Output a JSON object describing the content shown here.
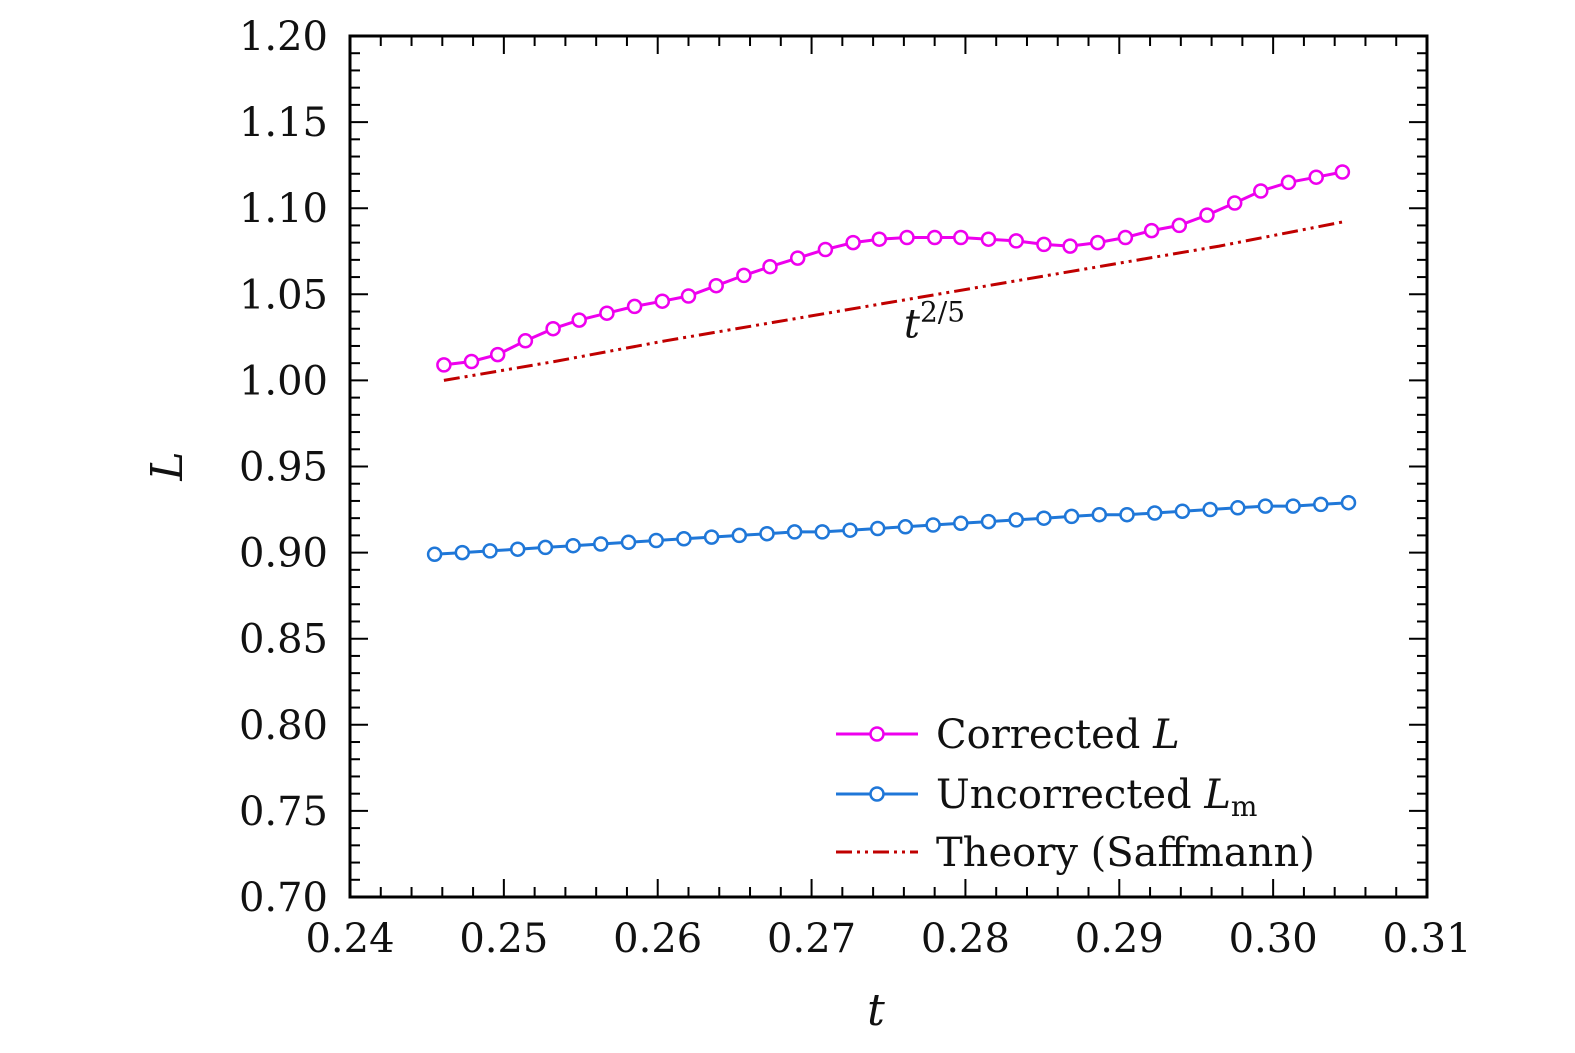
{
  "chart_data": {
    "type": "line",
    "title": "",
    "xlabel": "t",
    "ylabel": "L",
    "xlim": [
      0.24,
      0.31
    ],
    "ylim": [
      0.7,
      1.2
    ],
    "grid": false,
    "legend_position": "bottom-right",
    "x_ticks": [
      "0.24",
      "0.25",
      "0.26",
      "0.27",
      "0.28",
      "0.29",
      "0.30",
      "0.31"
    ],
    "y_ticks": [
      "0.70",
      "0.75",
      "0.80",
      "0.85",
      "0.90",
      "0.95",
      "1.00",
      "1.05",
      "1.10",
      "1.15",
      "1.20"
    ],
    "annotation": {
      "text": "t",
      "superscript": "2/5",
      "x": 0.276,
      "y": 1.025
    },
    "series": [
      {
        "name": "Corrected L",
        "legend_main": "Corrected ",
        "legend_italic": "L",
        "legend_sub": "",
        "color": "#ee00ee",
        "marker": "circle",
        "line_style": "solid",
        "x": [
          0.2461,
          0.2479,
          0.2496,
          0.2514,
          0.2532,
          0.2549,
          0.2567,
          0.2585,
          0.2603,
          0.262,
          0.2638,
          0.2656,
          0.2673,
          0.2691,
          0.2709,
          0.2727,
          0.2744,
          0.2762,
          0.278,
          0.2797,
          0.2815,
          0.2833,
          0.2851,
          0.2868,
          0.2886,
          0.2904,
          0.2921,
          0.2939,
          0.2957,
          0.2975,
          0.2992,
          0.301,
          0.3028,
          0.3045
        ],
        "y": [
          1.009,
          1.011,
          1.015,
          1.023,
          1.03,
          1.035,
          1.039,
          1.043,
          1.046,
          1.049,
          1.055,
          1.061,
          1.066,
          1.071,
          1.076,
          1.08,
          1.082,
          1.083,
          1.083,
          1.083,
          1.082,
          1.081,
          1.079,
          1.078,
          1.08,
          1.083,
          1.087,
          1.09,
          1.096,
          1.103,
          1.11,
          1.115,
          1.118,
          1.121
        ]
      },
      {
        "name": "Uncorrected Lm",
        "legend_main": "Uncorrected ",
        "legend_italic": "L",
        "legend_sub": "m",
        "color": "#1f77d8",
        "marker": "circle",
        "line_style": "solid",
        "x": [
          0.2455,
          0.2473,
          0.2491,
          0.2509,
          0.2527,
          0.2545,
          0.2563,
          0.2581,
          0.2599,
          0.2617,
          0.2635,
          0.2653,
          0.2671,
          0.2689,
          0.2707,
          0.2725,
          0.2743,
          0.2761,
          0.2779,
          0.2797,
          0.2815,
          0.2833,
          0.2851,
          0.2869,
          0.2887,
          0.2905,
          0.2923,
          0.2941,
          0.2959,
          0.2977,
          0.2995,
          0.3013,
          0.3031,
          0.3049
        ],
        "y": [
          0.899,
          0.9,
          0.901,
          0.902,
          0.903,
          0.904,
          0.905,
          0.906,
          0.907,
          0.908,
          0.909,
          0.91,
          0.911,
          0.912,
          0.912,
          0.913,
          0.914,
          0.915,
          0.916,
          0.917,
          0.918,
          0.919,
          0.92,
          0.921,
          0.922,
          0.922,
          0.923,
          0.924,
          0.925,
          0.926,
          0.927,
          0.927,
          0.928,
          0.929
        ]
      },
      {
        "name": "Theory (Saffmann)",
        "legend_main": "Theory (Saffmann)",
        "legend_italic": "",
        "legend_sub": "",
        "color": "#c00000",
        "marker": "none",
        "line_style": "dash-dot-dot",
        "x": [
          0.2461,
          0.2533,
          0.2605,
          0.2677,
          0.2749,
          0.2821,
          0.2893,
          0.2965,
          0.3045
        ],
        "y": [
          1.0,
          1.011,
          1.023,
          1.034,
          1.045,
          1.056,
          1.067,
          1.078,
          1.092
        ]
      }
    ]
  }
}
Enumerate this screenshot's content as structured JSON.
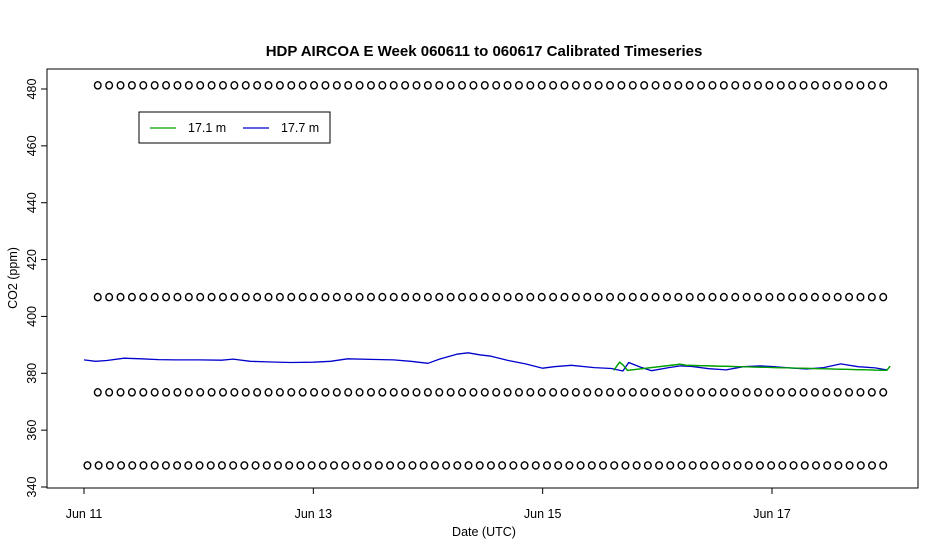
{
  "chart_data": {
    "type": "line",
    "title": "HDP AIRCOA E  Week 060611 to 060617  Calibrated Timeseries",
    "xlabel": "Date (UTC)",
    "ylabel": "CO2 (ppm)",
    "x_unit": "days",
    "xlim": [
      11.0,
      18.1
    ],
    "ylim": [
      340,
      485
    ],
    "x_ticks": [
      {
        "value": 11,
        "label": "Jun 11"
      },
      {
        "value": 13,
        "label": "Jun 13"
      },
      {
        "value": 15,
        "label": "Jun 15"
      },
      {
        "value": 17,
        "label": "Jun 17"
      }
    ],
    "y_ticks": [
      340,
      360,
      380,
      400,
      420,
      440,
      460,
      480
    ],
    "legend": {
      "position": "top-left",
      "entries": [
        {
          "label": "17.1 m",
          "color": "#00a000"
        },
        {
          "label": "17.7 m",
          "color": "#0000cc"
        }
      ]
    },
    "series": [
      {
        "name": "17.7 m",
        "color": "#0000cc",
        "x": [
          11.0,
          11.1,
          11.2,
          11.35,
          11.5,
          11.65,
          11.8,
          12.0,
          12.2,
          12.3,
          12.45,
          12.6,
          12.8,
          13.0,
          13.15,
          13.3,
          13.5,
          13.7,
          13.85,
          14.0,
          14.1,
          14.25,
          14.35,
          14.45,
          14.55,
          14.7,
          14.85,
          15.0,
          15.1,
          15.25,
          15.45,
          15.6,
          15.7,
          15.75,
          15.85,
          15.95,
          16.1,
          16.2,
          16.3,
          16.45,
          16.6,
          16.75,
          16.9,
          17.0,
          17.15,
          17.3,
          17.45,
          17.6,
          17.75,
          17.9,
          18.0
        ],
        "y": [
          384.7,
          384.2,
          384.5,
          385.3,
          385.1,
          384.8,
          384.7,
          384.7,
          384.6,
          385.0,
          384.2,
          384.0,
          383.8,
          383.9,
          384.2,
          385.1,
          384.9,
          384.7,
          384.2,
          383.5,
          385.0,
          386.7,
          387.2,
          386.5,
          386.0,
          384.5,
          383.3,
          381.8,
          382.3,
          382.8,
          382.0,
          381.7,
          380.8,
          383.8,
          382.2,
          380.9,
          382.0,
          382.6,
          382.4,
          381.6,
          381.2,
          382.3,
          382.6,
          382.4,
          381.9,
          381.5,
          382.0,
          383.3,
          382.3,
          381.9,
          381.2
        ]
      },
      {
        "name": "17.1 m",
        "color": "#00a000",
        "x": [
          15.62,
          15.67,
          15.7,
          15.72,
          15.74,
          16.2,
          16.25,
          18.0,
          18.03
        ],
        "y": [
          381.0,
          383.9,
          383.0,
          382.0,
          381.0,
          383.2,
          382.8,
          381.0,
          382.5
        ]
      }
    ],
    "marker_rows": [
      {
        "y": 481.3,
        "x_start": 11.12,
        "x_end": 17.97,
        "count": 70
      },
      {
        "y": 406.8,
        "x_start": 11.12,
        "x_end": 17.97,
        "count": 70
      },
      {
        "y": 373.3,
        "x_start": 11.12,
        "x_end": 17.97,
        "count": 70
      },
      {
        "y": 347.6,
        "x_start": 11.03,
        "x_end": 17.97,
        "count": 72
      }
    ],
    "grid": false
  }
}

--------

**Description of the task**:
Will you set down the records word for word while leaving out every picture?

**Result for this task**:
Output a JSON object describing the content shown here.
{
  "chart_data": {
    "type": "line",
    "title": "",
    "xlabel": "t",
    "ylabel": "L",
    "xlim": [
      0.24,
      0.31
    ],
    "ylim": [
      0.7,
      1.2
    ],
    "grid": false,
    "legend_position": "bottom-right",
    "x_ticks": [
      "0.24",
      "0.25",
      "0.26",
      "0.27",
      "0.28",
      "0.29",
      "0.30",
      "0.31"
    ],
    "y_ticks": [
      "0.70",
      "0.75",
      "0.80",
      "0.85",
      "0.90",
      "0.95",
      "1.00",
      "1.05",
      "1.10",
      "1.15",
      "1.20"
    ],
    "annotation": {
      "text": "t",
      "superscript": "2/5",
      "x": 0.276,
      "y": 1.025
    },
    "series": [
      {
        "name": "Corrected L",
        "legend_main": "Corrected ",
        "legend_italic": "L",
        "legend_sub": "",
        "color": "#ee00ee",
        "marker": "circle",
        "line_style": "solid",
        "x": [
          0.2461,
          0.2479,
          0.2496,
          0.2514,
          0.2532,
          0.2549,
          0.2567,
          0.2585,
          0.2603,
          0.262,
          0.2638,
          0.2656,
          0.2673,
          0.2691,
          0.2709,
          0.2727,
          0.2744,
          0.2762,
          0.278,
          0.2797,
          0.2815,
          0.2833,
          0.2851,
          0.2868,
          0.2886,
          0.2904,
          0.2921,
          0.2939,
          0.2957,
          0.2975,
          0.2992,
          0.301,
          0.3028,
          0.3045
        ],
        "y": [
          1.009,
          1.011,
          1.015,
          1.023,
          1.03,
          1.035,
          1.039,
          1.043,
          1.046,
          1.049,
          1.055,
          1.061,
          1.066,
          1.071,
          1.076,
          1.08,
          1.082,
          1.083,
          1.083,
          1.083,
          1.082,
          1.081,
          1.079,
          1.078,
          1.08,
          1.083,
          1.087,
          1.09,
          1.096,
          1.103,
          1.11,
          1.115,
          1.118,
          1.121
        ]
      },
      {
        "name": "Uncorrected Lm",
        "legend_main": "Uncorrected ",
        "legend_italic": "L",
        "legend_sub": "m",
        "color": "#1f77d8",
        "marker": "circle",
        "line_style": "solid",
        "x": [
          0.2455,
          0.2473,
          0.2491,
          0.2509,
          0.2527,
          0.2545,
          0.2563,
          0.2581,
          0.2599,
          0.2617,
          0.2635,
          0.2653,
          0.2671,
          0.2689,
          0.2707,
          0.2725,
          0.2743,
          0.2761,
          0.2779,
          0.2797,
          0.2815,
          0.2833,
          0.2851,
          0.2869,
          0.2887,
          0.2905,
          0.2923,
          0.2941,
          0.2959,
          0.2977,
          0.2995,
          0.3013,
          0.3031,
          0.3049
        ],
        "y": [
          0.899,
          0.9,
          0.901,
          0.902,
          0.903,
          0.904,
          0.905,
          0.906,
          0.907,
          0.908,
          0.909,
          0.91,
          0.911,
          0.912,
          0.912,
          0.913,
          0.914,
          0.915,
          0.916,
          0.917,
          0.918,
          0.919,
          0.92,
          0.921,
          0.922,
          0.922,
          0.923,
          0.924,
          0.925,
          0.926,
          0.927,
          0.927,
          0.928,
          0.929
        ]
      },
      {
        "name": "Theory (Saffmann)",
        "legend_main": "Theory (Saffmann)",
        "legend_italic": "",
        "legend_sub": "",
        "color": "#c00000",
        "marker": "none",
        "line_style": "dash-dot-dot",
        "x": [
          0.2461,
          0.2533,
          0.2605,
          0.2677,
          0.2749,
          0.2821,
          0.2893,
          0.2965,
          0.3045
        ],
        "y": [
          1.0,
          1.011,
          1.023,
          1.034,
          1.045,
          1.056,
          1.067,
          1.078,
          1.092
        ]
      }
    ]
  }
}
Enumerate this screenshot's content as structured JSON.
{
  "chart_data": {
    "type": "line",
    "title": "HDP AIRCOA E  Week 060611 to 060617  Calibrated Timeseries",
    "xlabel": "Date (UTC)",
    "ylabel": "CO2 (ppm)",
    "x_unit": "days",
    "xlim": [
      11.0,
      18.1
    ],
    "ylim": [
      340,
      485
    ],
    "x_ticks": [
      {
        "value": 11,
        "label": "Jun 11"
      },
      {
        "value": 13,
        "label": "Jun 13"
      },
      {
        "value": 15,
        "label": "Jun 15"
      },
      {
        "value": 17,
        "label": "Jun 17"
      }
    ],
    "y_ticks": [
      340,
      360,
      380,
      400,
      420,
      440,
      460,
      480
    ],
    "legend": {
      "position": "top-left",
      "entries": [
        {
          "label": "17.1 m",
          "color": "#00a000"
        },
        {
          "label": "17.7 m",
          "color": "#0000cc"
        }
      ]
    },
    "series": [
      {
        "name": "17.7 m",
        "color": "#0000cc",
        "x": [
          11.0,
          11.1,
          11.2,
          11.35,
          11.5,
          11.65,
          11.8,
          12.0,
          12.2,
          12.3,
          12.45,
          12.6,
          12.8,
          13.0,
          13.15,
          13.3,
          13.5,
          13.7,
          13.85,
          14.0,
          14.1,
          14.25,
          14.35,
          14.45,
          14.55,
          14.7,
          14.85,
          15.0,
          15.1,
          15.25,
          15.45,
          15.6,
          15.7,
          15.75,
          15.85,
          15.95,
          16.1,
          16.2,
          16.3,
          16.45,
          16.6,
          16.75,
          16.9,
          17.0,
          17.15,
          17.3,
          17.45,
          17.6,
          17.75,
          17.9,
          18.0
        ],
        "y": [
          384.7,
          384.2,
          384.5,
          385.3,
          385.1,
          384.8,
          384.7,
          384.7,
          384.6,
          385.0,
          384.2,
          384.0,
          383.8,
          383.9,
          384.2,
          385.1,
          384.9,
          384.7,
          384.2,
          383.5,
          385.0,
          386.7,
          387.2,
          386.5,
          386.0,
          384.5,
          383.3,
          381.8,
          382.3,
          382.8,
          382.0,
          381.7,
          380.8,
          383.8,
          382.2,
          380.9,
          382.0,
          382.6,
          382.4,
          381.6,
          381.2,
          382.3,
          382.6,
          382.4,
          381.9,
          381.5,
          382.0,
          383.3,
          382.3,
          381.9,
          381.2
        ]
      },
      {
        "name": "17.1 m",
        "color": "#00a000",
        "x": [
          15.62,
          15.67,
          15.7,
          15.72,
          15.74,
          16.2,
          16.25,
          18.0,
          18.03
        ],
        "y": [
          381.0,
          383.9,
          383.0,
          382.0,
          381.0,
          383.2,
          382.8,
          381.0,
          382.5
        ]
      }
    ],
    "marker_rows": [
      {
        "y": 481.3,
        "x_start": 11.12,
        "x_end": 17.97,
        "count": 70
      },
      {
        "y": 406.8,
        "x_start": 11.12,
        "x_end": 17.97,
        "count": 70
      },
      {
        "y": 373.3,
        "x_start": 11.12,
        "x_end": 17.97,
        "count": 70
      },
      {
        "y": 347.6,
        "x_start": 11.03,
        "x_end": 17.97,
        "count": 72
      }
    ],
    "grid": false
  }
}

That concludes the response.